═══ RAW RECORDS

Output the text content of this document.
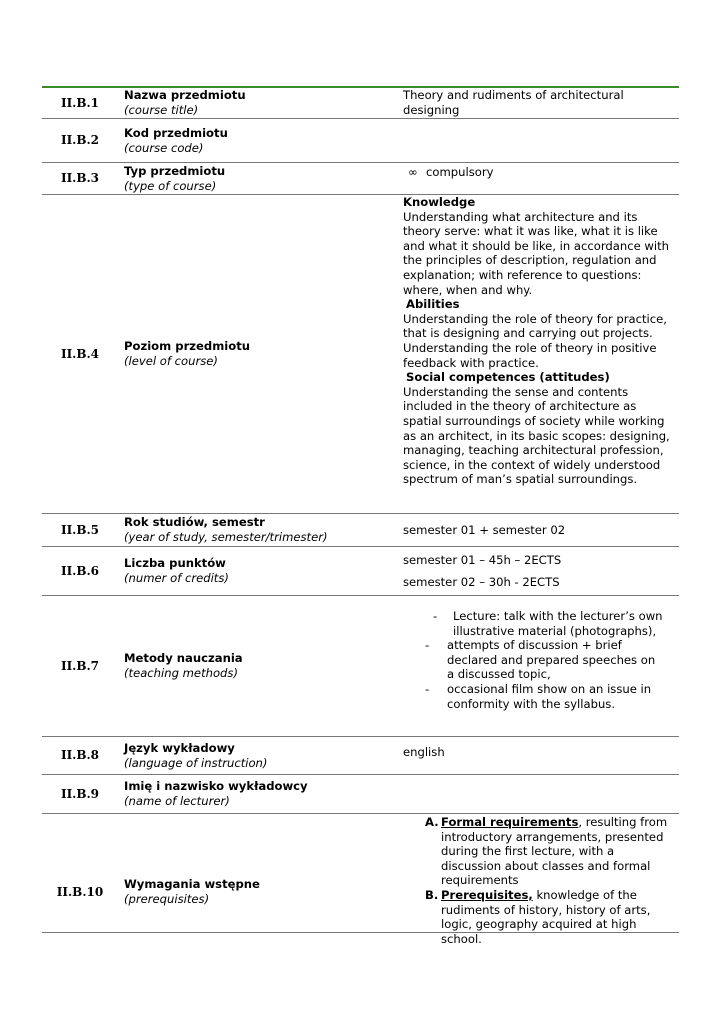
II.B.1
Nazwa przedmiotu
(course title)
Theory and rudiments of architectural designing
II.B.2
Kod przedmiotu
(course code)
II.B.3
Typ przedmiotu
(type of course)
∞ compulsory
II.B.4
Poziom przedmiotu
(level of course)
Knowledge
Understanding what architecture and its theory serve: what it was like, what it is like and what it should be like, in accordance with the principles of description, regulation and explanation; with reference to questions: where, when and why.
Abilities
Understanding the role of theory for practice, that is designing and carrying out projects. Understanding the role of theory in positive feedback with practice.
Social competences (attitudes)
Understanding the sense and contents included in the theory of architecture as spatial surroundings of society while working as an architect, in its basic scopes: designing, managing, teaching architectural profession, science, in the context of widely understood spectrum of man’s spatial surroundings.
II.B.5
Rok studiów, semestr
(year of study, semester/trimester)
semester 01 + semester 02
II.B.6
Liczba punktów
(numer of credits)
semester 01 – 45h – 2ECTS
semester 02 – 30h - 2ECTS
II.B.7
Metody nauczania
(teaching methods)
- Lecture: talk with the lecturer’s own illustrative material (photographs),
- attempts of discussion + brief declared and prepared speeches on a discussed topic,
- occasional film show on an issue in conformity with the syllabus.
II.B.8
Język wykładowy
(language of instruction)
english
II.B.9
Imię i nazwisko wykładowcy
(name of lecturer)
II.B.10
Wymagania wstępne
(prerequisites)
A. Formal requirements, resulting from introductory arrangements, presented during the first lecture, with a discussion about classes and formal requirements
B. Prerequisites, knowledge of the rudiments of history, history of arts, logic, geography acquired at high school.
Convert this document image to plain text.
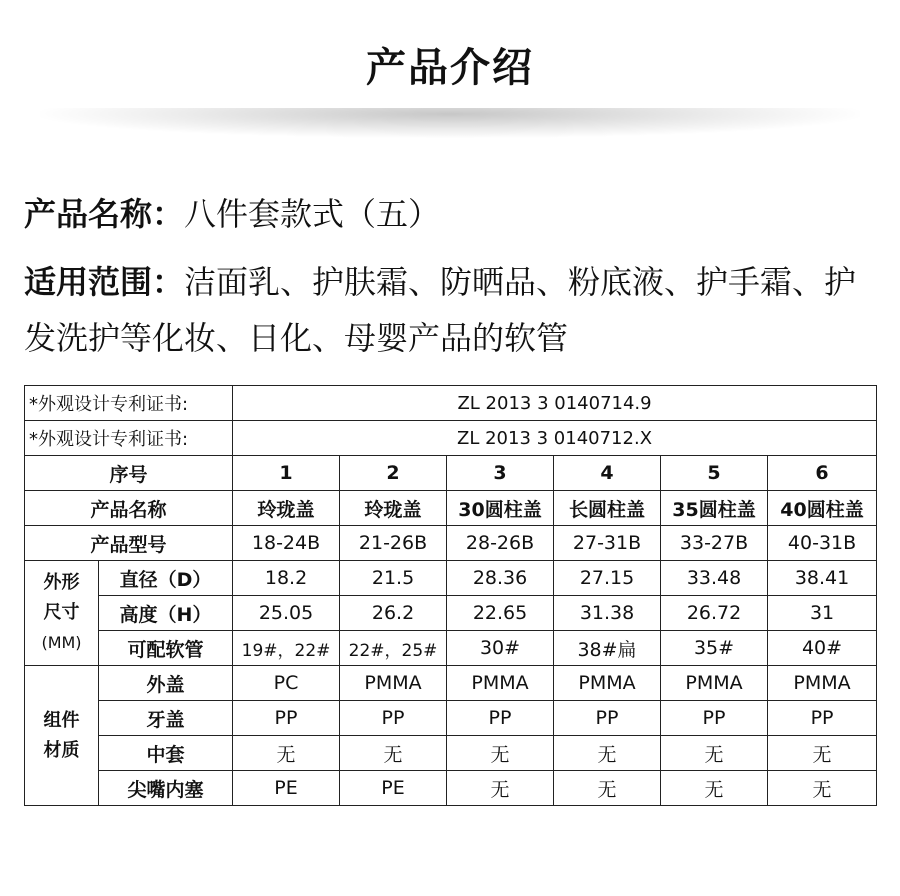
产品介绍
产品名称：八件套款式（五）
适用范围：洁面乳、护肤霜、防晒品、粉底液、护手霜、护发洗护等化妆、日化、母婴产品的软管
*外观设计专利证书:		ZL 2013 3 0140714.9					
*外观设计专利证书:		ZL 2013 3 0140712.X					
序号		1	2	3	4	5	6
产品名称		玲珑盖	玲珑盖	30圆柱盖	长圆柱盖	35圆柱盖	40圆柱盖
产品型号		18-24B	21-26B	28-26B	27-31B	33-27B	40-31B
外形
尺寸
(MM)	直径（D）	18.2	21.5	28.36	27.15	33.48	38.41
	高度（H）	25.05	26.2	22.65	31.38	26.72	31
	可配软管	19#，22#	22#，25#	30#	38#扁	35#	40#
组件
材质	外盖	PC	PMMA	PMMA	PMMA	PMMA	PMMA
	牙盖	PP	PP	PP	PP	PP	PP
	中套	无	无	无	无	无	无
	尖嘴内塞	PE	PE	无	无	无	无
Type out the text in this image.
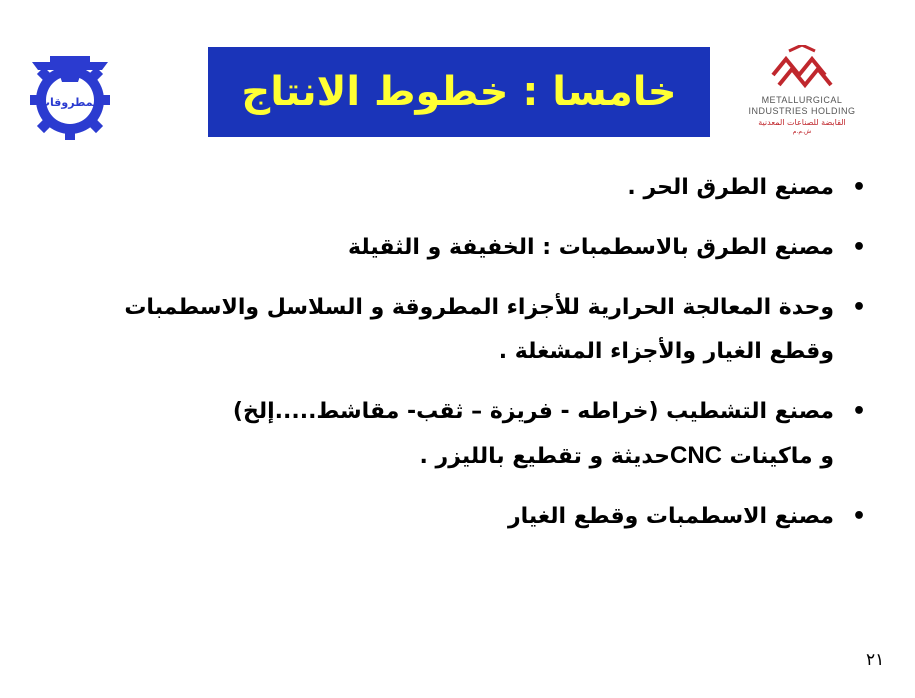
المطروقات	خامسا : خطوط الانتاج	METALLURGICAL
INDUSTRIES HOLDING
القابضة للصناعات المعدنية
ش.م.م
•
مصنع الطرق الحر .
•
مصنع الطرق بالاسطمبات : الخفيفة و الثقيلة
•
وحدة المعالجة الحرارية للأجزاء المطروقة و السلاسل والاسطمبات
وقطع الغيار والأجزاء المشغلة .
•
مصنع التشطيب (خراطه - فريزة – ثقب- مقاشط.....إلخ)
و ماكينات CNCحديثة و تقطيع بالليزر .
•
مصنع الاسطمبات وقطع الغيار
٢١
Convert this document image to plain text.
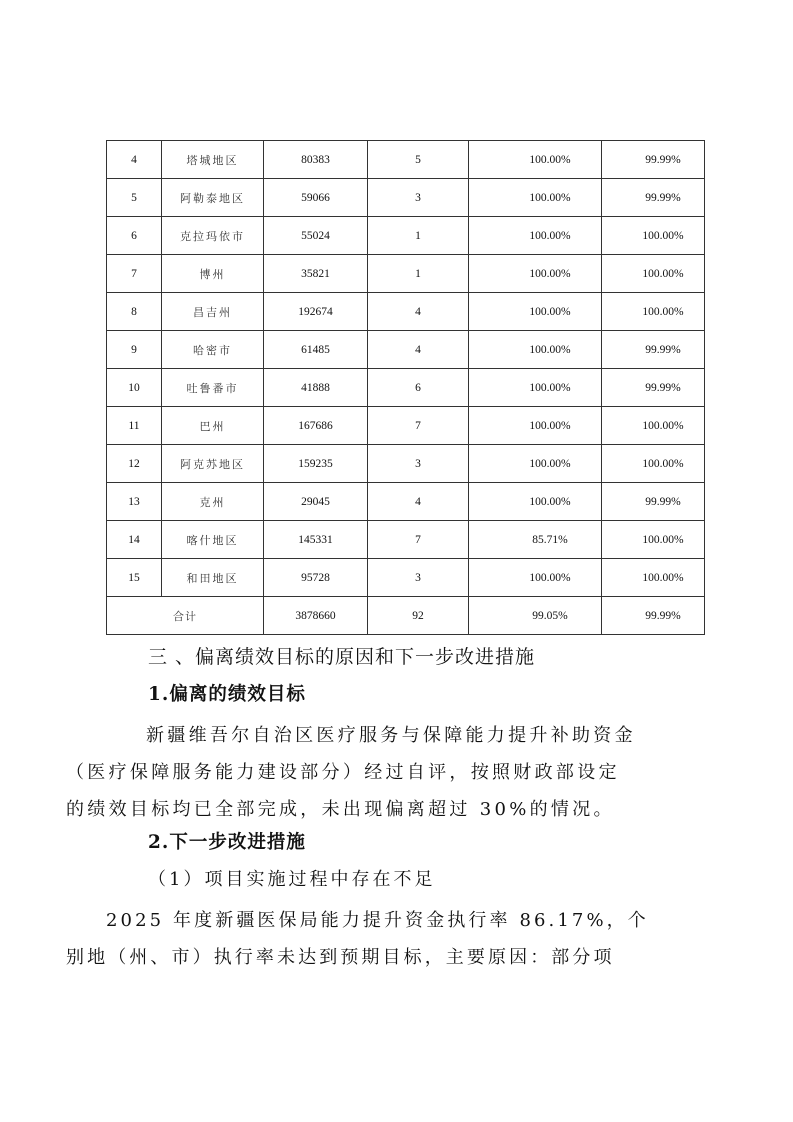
4	塔城地区	80383	5	100.00%	99.99%
5	阿勒泰地区	59066	3	100.00%	99.99%
6	克拉玛依市	55024	1	100.00%	100.00%
7	博州	35821	1	100.00%	100.00%
8	昌吉州	192674	4	100.00%	100.00%
9	哈密市	61485	4	100.00%	99.99%
10	吐鲁番市	41888	6	100.00%	99.99%
11	巴州	167686	7	100.00%	100.00%
12	阿克苏地区	159235	3	100.00%	100.00%
13	克州	29045	4	100.00%	99.99%
14	喀什地区	145331	7	85.71%	100.00%
15	和田地区	95728	3	100.00%	100.00%
合计		3878660	92	99.05%	99.99%
三 、偏离绩效目标的原因和下一步改进措施
1.偏离的绩效目标
新疆维吾尔自治区医疗服务与保障能力提升补助资金
（医疗保障服务能力建设部分）经过自评，按照财政部设定
的绩效目标均已全部完成，未出现偏离超过 30%的情况。
2.下一步改进措施
（1）项目实施过程中存在不足
2025 年度新疆医保局能力提升资金执行率 86.17%，个
别地（州、市）执行率未达到预期目标，主要原因：部分项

══════

- GOAL OF THE EXERCISE -
Pick each line holding the word "产品名称" out of the data and copy it.

- REPLY TO THE EXERCISE -
产品名称：八件套款式（五）
产品名称		玲珑盖	玲珑盖	30圆柱盖	长圆柱盖	35圆柱盖	40圆柱盖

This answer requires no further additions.